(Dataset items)
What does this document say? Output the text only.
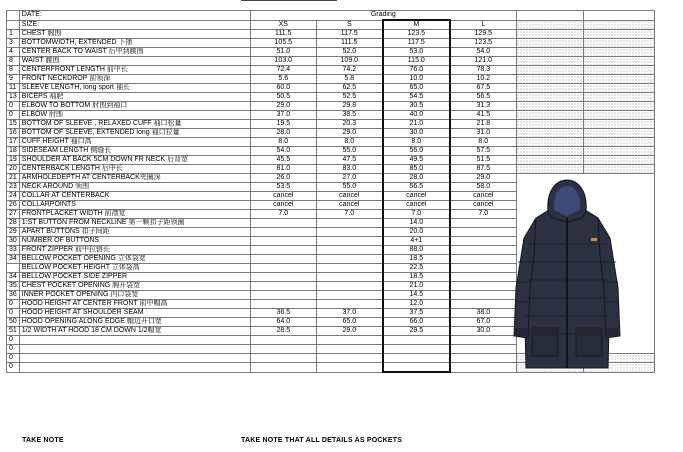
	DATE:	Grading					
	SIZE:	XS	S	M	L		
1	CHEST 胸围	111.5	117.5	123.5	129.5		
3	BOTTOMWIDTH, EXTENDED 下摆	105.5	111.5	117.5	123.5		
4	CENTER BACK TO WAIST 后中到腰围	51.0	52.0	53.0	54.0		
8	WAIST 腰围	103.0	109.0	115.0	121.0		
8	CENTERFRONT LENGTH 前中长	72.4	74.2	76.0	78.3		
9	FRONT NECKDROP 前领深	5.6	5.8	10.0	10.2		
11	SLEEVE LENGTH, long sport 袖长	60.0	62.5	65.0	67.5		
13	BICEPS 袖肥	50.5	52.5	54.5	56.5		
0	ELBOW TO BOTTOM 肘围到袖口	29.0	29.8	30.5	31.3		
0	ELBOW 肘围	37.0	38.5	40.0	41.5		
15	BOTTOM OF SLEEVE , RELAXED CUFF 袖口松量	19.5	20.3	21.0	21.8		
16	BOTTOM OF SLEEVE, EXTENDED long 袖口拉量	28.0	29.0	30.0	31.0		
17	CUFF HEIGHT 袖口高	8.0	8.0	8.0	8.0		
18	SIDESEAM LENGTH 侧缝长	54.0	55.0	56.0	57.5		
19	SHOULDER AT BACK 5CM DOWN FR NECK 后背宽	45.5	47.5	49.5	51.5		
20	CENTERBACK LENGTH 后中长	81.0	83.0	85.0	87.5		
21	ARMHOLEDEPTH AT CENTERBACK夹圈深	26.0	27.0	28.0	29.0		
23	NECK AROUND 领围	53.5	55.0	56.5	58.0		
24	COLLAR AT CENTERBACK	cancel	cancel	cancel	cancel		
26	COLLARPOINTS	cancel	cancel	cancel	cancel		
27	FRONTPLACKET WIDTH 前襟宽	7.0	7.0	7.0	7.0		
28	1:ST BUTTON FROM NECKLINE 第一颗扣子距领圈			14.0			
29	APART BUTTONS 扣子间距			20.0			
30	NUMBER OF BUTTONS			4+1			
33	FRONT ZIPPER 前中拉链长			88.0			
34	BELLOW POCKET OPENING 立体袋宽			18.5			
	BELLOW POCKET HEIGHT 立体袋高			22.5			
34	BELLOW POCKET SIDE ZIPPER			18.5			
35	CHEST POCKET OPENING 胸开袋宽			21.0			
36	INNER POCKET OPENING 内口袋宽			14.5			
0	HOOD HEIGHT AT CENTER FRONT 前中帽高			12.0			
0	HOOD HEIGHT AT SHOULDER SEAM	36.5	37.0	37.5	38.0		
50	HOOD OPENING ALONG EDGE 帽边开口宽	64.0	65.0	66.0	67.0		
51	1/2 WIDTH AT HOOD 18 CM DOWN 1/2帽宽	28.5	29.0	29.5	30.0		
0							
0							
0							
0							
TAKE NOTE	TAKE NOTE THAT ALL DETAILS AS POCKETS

_SHORT TASK_. Restate the whole listing above exactly, except for its images.

_ANSWER_.
What does this document say? Output the text only.
	DATE:	Grading					
	SIZE:	XS	S	M	L		
1	CHEST 胸围	111.5	117.5	123.5	129.5		
3	BOTTOMWIDTH, EXTENDED 下摆	105.5	111.5	117.5	123.5		
4	CENTER BACK TO WAIST 后中到腰围	51.0	52.0	53.0	54.0		
8	WAIST 腰围	103.0	109.0	115.0	121.0		
8	CENTERFRONT LENGTH 前中长	72.4	74.2	76.0	78.3		
9	FRONT NECKDROP 前领深	5.6	5.8	10.0	10.2		
11	SLEEVE LENGTH, long sport 袖长	60.0	62.5	65.0	67.5		
13	BICEPS 袖肥	50.5	52.5	54.5	56.5		
0	ELBOW TO BOTTOM 肘围到袖口	29.0	29.8	30.5	31.3		
0	ELBOW 肘围	37.0	38.5	40.0	41.5		
15	BOTTOM OF SLEEVE , RELAXED CUFF 袖口松量	19.5	20.3	21.0	21.8		
16	BOTTOM OF SLEEVE, EXTENDED long 袖口拉量	28.0	29.0	30.0	31.0		
17	CUFF HEIGHT 袖口高	8.0	8.0	8.0	8.0		
18	SIDESEAM LENGTH 侧缝长	54.0	55.0	56.0	57.5		
19	SHOULDER AT BACK 5CM DOWN FR NECK 后背宽	45.5	47.5	49.5	51.5		
20	CENTERBACK LENGTH 后中长	81.0	83.0	85.0	87.5		
21	ARMHOLEDEPTH AT CENTERBACK夹圈深	26.0	27.0	28.0	29.0		
23	NECK AROUND 领围	53.5	55.0	56.5	58.0		
24	COLLAR AT CENTERBACK	cancel	cancel	cancel	cancel		
26	COLLARPOINTS	cancel	cancel	cancel	cancel		
27	FRONTPLACKET WIDTH 前襟宽	7.0	7.0	7.0	7.0		
28	1:ST BUTTON FROM NECKLINE 第一颗扣子距领圈			14.0			
29	APART BUTTONS 扣子间距			20.0			
30	NUMBER OF BUTTONS			4+1			
33	FRONT ZIPPER 前中拉链长			88.0			
34	BELLOW POCKET OPENING 立体袋宽			18.5			
	BELLOW POCKET HEIGHT 立体袋高			22.5			
34	BELLOW POCKET SIDE ZIPPER			18.5			
35	CHEST POCKET OPENING 胸开袋宽			21.0			
36	INNER POCKET OPENING 内口袋宽			14.5			
0	HOOD HEIGHT AT CENTER FRONT 前中帽高			12.0			
0	HOOD HEIGHT AT SHOULDER SEAM	36.5	37.0	37.5	38.0		
50	HOOD OPENING ALONG EDGE 帽边开口宽	64.0	65.0	66.0	67.0		
51	1/2 WIDTH AT HOOD 18 CM DOWN 1/2帽宽	28.5	29.0	29.5	30.0		
0							
0							
0							
0							
TAKE NOTE	TAKE NOTE THAT ALL DETAILS AS POCKETS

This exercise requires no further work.